--- BEGIN TASK MATERIAL ---

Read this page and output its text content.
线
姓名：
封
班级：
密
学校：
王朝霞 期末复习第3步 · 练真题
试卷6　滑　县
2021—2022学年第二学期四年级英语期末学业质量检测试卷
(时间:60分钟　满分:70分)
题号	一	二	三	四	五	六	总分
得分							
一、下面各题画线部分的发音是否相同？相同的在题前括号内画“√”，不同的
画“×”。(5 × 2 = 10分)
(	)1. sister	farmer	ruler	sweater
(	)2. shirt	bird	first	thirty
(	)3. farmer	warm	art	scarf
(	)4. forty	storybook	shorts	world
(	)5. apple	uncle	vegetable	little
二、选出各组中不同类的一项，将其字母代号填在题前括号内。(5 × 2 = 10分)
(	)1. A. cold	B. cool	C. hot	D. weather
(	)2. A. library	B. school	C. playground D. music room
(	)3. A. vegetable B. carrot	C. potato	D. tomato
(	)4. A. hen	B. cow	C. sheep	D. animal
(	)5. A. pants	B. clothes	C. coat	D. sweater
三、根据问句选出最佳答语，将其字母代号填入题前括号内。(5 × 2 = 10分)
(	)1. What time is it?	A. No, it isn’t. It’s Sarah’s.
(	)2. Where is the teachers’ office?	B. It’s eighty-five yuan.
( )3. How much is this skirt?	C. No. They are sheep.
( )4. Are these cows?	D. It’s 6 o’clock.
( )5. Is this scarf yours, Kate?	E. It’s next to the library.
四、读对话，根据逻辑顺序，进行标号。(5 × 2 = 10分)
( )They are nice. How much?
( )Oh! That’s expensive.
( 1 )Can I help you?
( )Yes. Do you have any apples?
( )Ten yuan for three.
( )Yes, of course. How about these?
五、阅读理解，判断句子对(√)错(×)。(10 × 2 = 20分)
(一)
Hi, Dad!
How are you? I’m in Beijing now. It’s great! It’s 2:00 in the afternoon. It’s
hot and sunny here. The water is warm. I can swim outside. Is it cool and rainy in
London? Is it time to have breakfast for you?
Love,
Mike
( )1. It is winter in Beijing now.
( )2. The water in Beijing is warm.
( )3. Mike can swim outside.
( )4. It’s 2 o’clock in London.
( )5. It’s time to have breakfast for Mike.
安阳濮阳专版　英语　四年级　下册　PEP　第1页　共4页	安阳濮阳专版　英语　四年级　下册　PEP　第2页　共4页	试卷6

--- END TASK MATERIAL ---

EXERCISE PROMPT:
From the entries above, copy every line that holds the word "farmer".

TASK OUTPUT:
(	)1. sister	farmer	ruler	sweater
(	)3. farmer	warm	art	scarf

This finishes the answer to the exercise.